# Start of Record list
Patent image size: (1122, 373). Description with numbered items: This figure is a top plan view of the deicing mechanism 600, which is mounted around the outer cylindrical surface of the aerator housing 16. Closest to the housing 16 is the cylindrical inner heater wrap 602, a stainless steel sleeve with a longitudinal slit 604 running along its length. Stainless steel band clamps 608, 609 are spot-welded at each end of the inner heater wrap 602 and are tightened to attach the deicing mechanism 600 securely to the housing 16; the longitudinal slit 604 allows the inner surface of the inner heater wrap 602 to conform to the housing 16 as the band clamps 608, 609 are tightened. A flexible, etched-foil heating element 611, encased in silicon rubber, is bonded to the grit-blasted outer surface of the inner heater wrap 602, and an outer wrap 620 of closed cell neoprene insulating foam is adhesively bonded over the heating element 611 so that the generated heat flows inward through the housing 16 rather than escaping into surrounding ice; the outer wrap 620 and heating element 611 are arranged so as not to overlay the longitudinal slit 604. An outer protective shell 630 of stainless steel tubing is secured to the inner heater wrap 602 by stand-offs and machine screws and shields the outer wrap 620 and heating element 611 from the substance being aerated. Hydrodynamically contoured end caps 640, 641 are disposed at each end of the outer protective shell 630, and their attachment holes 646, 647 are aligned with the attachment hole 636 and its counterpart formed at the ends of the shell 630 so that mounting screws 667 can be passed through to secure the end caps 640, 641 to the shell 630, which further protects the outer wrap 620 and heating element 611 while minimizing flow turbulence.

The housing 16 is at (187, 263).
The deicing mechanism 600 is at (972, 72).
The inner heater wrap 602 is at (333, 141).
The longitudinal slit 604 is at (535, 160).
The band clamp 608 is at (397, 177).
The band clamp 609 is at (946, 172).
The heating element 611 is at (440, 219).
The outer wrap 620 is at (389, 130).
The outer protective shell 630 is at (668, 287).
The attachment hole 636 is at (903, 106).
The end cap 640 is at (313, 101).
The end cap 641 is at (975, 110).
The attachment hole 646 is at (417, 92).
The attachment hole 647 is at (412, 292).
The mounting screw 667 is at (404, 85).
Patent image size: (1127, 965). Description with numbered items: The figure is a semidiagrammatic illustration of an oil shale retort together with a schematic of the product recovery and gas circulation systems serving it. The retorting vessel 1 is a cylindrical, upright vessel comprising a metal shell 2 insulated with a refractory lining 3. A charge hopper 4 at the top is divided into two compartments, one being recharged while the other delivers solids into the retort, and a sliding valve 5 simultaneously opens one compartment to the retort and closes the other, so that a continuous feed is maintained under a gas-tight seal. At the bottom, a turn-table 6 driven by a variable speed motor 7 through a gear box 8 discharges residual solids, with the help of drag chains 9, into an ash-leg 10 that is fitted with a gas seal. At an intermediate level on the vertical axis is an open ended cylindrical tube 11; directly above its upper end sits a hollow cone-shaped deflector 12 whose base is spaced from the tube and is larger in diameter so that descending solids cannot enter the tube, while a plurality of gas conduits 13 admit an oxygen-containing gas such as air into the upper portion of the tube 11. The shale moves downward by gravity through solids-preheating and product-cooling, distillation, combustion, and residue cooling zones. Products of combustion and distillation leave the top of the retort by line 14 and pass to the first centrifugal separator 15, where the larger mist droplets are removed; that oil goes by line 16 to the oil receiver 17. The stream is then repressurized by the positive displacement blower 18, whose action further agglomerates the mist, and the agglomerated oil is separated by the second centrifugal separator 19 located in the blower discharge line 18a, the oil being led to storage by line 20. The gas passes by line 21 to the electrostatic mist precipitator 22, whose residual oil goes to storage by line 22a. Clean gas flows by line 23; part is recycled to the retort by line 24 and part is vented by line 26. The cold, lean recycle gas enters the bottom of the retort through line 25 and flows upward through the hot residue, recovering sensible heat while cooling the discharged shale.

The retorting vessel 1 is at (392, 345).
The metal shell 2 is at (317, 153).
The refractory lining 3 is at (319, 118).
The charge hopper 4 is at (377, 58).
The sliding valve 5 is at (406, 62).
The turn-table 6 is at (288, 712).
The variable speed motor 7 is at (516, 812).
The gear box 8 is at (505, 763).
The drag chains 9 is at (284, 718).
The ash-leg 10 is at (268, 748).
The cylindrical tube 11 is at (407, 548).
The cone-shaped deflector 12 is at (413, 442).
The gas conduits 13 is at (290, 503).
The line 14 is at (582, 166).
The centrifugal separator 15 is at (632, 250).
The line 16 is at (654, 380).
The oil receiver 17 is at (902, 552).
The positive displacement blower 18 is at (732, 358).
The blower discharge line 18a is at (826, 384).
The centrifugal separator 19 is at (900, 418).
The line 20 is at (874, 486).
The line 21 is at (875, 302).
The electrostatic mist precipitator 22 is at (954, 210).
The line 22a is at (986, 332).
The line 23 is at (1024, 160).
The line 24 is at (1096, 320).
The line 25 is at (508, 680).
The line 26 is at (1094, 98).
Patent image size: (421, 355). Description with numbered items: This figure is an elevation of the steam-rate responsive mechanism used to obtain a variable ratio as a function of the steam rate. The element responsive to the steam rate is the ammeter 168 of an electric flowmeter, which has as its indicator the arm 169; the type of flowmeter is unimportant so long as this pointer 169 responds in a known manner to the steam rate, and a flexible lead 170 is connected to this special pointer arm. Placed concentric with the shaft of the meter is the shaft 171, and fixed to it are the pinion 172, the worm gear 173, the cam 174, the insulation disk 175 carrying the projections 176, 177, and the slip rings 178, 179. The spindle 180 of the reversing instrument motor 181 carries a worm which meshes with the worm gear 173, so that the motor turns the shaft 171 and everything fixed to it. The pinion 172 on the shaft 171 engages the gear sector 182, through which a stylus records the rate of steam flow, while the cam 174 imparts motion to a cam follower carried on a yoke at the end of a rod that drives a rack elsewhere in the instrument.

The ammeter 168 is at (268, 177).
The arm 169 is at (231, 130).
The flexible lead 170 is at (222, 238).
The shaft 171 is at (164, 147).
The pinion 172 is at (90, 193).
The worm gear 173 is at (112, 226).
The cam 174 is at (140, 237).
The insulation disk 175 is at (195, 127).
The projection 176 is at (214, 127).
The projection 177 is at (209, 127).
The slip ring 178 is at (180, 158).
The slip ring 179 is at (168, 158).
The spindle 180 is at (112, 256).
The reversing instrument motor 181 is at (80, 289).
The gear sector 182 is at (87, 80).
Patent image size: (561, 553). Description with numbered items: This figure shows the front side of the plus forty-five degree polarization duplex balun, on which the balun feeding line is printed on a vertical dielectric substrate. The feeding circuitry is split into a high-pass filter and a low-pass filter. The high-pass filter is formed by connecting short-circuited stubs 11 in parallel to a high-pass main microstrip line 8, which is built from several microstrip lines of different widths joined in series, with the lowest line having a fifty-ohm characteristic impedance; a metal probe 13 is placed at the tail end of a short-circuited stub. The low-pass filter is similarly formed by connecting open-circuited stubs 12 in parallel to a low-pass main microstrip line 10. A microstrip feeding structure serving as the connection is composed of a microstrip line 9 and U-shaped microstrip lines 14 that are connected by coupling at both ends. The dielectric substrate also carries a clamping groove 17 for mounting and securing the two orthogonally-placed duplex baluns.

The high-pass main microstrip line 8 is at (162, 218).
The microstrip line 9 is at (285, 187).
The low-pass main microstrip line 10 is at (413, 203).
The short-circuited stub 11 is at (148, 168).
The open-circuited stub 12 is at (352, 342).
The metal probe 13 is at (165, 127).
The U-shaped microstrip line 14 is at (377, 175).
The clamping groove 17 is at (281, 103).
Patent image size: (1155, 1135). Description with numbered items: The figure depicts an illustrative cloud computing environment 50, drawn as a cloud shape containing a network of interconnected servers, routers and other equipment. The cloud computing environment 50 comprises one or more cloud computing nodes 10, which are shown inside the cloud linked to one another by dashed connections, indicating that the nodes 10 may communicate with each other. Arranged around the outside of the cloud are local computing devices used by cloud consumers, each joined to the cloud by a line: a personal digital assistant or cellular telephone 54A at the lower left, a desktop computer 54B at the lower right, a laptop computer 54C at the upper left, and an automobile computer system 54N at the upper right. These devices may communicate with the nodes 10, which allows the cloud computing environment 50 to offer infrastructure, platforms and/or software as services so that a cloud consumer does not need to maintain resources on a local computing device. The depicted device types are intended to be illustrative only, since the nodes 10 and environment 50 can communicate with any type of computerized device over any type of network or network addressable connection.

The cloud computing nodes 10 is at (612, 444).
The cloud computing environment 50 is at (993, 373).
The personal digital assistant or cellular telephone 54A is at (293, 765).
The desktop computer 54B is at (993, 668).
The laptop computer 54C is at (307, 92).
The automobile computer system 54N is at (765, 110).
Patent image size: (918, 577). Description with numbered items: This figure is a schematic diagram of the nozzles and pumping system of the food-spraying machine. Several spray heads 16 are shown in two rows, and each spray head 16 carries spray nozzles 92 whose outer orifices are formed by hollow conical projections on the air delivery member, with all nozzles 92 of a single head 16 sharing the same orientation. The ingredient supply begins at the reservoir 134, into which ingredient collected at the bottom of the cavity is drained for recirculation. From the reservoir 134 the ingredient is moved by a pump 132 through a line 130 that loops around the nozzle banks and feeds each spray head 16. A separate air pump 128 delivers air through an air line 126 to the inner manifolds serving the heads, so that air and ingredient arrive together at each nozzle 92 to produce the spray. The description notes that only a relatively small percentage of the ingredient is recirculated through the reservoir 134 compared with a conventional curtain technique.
# End of Record list
#### To be done
Identify each line of the listing containing the word "ammeter" and copy those lines.

#### Solution below
Patent image size: (421, 355). Description with numbered items: This figure is an elevation of the steam-rate responsive mechanism used to obtain a variable ratio as a function of the steam rate. The element responsive to the steam rate is the ammeter 168 of an electric flowmeter, which has as its indicator the arm 169; the type of flowmeter is unimportant so long as this pointer 169 responds in a known manner to the steam rate, and a flexible lead 170 is connected to this special pointer arm. Placed concentric with the shaft of the meter is the shaft 171, and fixed to it are the pinion 172, the worm gear 173, the cam 174, the insulation disk 175 carrying the projections 176, 177, and the slip rings 178, 179. The spindle 180 of the reversing instrument motor 181 carries a worm which meshes with the worm gear 173, so that the motor turns the shaft 171 and everything fixed to it. The pinion 172 on the shaft 171 engages the gear sector 182, through which a stylus records the rate of steam flow, while the cam 174 imparts motion to a cam follower carried on a yoke at the end of a rod that drives a rack elsewhere in the instrument.
The ammeter 168 is at (268, 177).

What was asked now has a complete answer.